**Record extracts**

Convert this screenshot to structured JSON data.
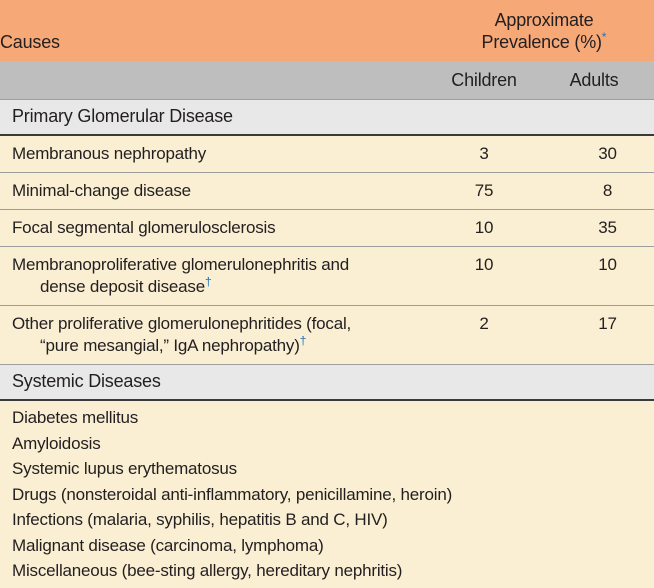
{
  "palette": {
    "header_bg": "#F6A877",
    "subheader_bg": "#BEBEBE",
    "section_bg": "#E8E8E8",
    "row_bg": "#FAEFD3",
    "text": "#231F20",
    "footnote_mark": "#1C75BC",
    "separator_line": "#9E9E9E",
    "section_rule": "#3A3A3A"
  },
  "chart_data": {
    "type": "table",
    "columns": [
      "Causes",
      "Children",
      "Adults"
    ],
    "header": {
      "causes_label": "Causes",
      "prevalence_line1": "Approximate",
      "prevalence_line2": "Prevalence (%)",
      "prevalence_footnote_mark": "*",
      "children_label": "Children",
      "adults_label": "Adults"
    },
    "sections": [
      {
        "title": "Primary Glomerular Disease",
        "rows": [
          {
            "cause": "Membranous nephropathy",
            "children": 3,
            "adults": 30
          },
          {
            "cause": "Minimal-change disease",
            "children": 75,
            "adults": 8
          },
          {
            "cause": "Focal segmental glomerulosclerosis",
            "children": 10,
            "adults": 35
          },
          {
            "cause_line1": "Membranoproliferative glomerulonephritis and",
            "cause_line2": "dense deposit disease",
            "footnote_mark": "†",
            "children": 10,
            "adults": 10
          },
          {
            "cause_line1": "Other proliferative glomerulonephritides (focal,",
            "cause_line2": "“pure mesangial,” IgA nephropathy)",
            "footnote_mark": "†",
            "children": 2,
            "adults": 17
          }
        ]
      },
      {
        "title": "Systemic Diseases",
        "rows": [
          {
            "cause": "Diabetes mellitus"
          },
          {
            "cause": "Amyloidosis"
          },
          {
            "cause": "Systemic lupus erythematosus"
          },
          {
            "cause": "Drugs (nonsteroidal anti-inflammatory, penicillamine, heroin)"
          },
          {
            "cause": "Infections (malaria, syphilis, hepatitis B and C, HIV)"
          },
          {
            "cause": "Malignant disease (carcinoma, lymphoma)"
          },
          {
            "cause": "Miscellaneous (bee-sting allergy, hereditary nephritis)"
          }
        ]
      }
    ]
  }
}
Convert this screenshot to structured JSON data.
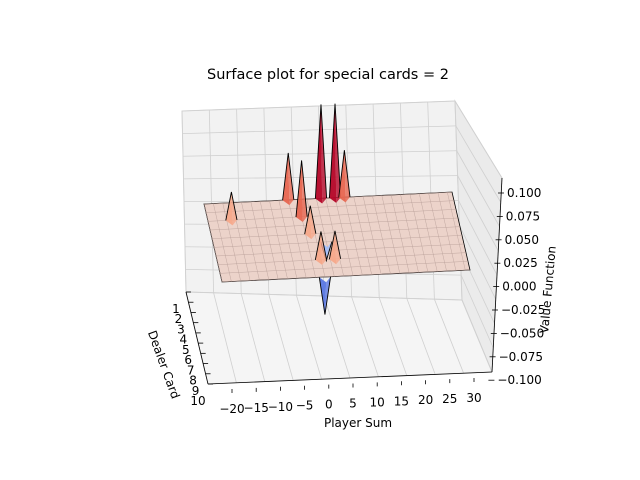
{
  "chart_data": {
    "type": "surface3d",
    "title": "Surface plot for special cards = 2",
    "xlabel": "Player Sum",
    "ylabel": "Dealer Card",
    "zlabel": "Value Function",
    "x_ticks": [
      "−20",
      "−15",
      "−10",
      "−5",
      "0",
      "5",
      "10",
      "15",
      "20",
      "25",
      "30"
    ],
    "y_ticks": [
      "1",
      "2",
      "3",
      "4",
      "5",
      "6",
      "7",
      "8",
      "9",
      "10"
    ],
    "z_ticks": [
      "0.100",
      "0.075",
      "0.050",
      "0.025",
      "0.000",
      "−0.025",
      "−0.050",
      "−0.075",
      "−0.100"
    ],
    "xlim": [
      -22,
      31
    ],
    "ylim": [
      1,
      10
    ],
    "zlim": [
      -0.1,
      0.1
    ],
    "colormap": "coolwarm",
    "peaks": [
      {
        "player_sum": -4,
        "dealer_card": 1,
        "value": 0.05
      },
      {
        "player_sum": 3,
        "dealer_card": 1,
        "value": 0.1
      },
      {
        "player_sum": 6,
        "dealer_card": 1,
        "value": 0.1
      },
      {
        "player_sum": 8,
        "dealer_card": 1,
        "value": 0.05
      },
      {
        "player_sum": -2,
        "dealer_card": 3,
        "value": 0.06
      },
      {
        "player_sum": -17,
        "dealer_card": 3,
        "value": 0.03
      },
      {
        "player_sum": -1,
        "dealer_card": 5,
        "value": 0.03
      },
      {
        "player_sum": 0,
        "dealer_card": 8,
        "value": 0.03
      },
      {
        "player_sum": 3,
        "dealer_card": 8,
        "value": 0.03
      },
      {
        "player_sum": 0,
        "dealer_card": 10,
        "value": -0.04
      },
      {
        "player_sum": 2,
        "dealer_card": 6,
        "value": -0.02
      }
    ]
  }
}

---

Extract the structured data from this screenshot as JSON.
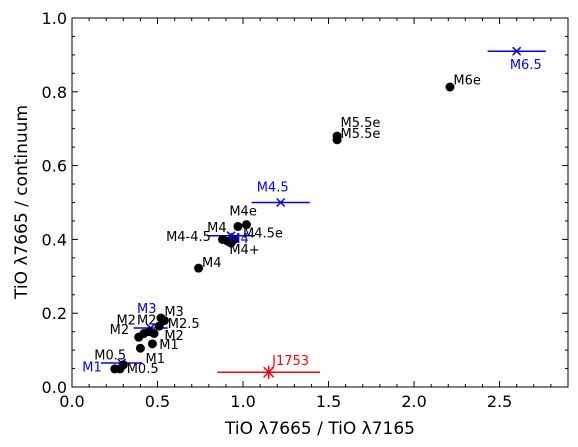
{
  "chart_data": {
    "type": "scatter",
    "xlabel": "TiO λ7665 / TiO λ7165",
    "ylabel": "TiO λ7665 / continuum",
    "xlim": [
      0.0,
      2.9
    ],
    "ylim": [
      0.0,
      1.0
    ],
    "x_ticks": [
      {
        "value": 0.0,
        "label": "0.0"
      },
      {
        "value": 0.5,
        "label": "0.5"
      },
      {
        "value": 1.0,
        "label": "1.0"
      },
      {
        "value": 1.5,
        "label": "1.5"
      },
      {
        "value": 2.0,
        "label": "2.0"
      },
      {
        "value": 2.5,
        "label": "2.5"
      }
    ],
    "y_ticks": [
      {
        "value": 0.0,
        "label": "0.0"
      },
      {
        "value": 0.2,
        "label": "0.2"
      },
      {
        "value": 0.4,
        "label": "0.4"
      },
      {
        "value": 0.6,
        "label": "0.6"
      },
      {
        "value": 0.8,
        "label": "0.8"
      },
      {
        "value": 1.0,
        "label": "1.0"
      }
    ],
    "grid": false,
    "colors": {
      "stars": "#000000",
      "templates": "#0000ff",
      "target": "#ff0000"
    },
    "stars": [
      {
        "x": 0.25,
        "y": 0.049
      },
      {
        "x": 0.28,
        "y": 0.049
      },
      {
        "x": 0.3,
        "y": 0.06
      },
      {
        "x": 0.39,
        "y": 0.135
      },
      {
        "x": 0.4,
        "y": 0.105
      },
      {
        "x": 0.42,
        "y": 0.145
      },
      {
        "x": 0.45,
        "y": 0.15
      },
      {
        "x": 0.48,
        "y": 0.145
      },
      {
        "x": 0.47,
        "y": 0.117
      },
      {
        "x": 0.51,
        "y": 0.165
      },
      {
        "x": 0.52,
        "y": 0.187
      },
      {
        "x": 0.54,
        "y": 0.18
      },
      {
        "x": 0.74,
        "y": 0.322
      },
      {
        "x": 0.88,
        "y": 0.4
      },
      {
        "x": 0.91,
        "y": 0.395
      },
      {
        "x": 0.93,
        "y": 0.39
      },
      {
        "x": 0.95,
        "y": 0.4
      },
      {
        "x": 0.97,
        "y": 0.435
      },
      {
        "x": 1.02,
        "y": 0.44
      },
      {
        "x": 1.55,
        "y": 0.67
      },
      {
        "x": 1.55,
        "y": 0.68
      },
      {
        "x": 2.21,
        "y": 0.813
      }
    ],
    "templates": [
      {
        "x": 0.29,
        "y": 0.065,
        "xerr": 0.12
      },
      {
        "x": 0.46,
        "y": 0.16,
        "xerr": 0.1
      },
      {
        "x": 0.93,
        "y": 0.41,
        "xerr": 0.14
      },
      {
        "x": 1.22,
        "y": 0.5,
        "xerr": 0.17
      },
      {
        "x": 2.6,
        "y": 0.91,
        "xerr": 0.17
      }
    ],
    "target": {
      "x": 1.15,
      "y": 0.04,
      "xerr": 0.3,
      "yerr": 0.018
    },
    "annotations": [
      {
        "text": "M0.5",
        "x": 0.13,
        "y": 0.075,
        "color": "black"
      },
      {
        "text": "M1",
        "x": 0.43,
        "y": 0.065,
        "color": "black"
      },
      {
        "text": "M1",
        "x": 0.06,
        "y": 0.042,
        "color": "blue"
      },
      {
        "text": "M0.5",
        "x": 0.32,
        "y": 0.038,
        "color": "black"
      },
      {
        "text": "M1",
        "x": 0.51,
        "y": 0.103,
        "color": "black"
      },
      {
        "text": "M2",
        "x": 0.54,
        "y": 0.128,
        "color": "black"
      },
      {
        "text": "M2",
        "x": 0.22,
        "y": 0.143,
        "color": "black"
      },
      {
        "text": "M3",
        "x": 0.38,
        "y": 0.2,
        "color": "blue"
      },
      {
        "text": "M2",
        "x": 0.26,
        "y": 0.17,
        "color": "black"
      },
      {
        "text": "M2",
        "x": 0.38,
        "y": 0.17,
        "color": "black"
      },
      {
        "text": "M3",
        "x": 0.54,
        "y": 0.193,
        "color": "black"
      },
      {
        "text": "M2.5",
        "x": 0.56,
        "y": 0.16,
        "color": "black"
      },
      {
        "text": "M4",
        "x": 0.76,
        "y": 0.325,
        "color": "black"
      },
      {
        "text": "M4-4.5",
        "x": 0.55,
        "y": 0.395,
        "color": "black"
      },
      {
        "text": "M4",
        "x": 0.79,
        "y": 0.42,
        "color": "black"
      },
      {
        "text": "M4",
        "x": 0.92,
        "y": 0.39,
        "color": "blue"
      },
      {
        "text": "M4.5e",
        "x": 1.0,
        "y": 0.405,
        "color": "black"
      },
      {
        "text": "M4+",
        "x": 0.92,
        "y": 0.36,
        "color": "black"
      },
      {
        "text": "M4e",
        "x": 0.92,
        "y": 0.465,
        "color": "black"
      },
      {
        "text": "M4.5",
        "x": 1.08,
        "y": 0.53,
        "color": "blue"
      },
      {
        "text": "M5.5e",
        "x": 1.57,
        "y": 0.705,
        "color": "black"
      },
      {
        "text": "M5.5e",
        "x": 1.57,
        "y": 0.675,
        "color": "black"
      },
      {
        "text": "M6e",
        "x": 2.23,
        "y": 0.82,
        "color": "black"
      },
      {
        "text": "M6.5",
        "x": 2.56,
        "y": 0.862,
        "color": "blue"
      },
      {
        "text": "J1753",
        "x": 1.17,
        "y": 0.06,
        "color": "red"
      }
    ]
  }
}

* * *

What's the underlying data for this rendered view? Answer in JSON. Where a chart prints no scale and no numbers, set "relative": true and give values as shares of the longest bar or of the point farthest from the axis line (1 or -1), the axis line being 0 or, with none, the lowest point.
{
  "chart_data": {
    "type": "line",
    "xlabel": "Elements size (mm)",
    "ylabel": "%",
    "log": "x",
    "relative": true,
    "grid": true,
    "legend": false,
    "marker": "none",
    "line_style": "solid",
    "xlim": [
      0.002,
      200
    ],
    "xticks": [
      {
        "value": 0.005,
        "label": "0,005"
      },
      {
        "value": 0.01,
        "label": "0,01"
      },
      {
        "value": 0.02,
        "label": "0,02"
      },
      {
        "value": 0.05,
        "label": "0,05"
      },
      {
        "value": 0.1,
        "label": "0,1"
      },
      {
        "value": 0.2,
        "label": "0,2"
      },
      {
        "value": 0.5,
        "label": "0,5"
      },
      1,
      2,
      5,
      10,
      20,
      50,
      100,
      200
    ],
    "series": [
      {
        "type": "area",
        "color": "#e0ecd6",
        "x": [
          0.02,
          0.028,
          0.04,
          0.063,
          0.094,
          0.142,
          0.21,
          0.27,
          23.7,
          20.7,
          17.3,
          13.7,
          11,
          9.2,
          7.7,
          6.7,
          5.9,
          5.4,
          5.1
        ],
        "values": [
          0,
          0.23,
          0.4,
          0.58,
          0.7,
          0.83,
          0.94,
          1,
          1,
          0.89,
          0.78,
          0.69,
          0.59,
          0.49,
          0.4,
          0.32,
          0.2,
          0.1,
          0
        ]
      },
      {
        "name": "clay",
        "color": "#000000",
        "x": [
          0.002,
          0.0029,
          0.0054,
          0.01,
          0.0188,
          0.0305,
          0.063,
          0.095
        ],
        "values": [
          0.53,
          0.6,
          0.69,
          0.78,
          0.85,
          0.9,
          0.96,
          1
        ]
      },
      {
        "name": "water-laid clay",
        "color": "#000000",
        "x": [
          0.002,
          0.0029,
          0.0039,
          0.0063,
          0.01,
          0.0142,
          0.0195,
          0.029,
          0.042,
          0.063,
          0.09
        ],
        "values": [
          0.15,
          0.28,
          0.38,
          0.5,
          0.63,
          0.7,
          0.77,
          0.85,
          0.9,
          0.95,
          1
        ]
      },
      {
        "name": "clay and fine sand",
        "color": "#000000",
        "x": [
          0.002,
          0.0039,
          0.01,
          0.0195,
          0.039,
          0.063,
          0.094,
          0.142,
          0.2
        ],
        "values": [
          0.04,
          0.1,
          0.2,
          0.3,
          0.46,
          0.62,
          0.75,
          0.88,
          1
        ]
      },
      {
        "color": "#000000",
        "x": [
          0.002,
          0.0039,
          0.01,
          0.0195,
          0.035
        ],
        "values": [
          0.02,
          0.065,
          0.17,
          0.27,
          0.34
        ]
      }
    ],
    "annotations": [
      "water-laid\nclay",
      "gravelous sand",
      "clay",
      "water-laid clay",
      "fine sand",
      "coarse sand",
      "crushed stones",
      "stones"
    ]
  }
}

**Problem requirements**
Copy out each line of the records that holds the string "title".

**Correct response**
        "title": "Primary Glomerular Disease",
        "title": "Systemic Diseases",
    "title": "Surface plot for special cards = 2",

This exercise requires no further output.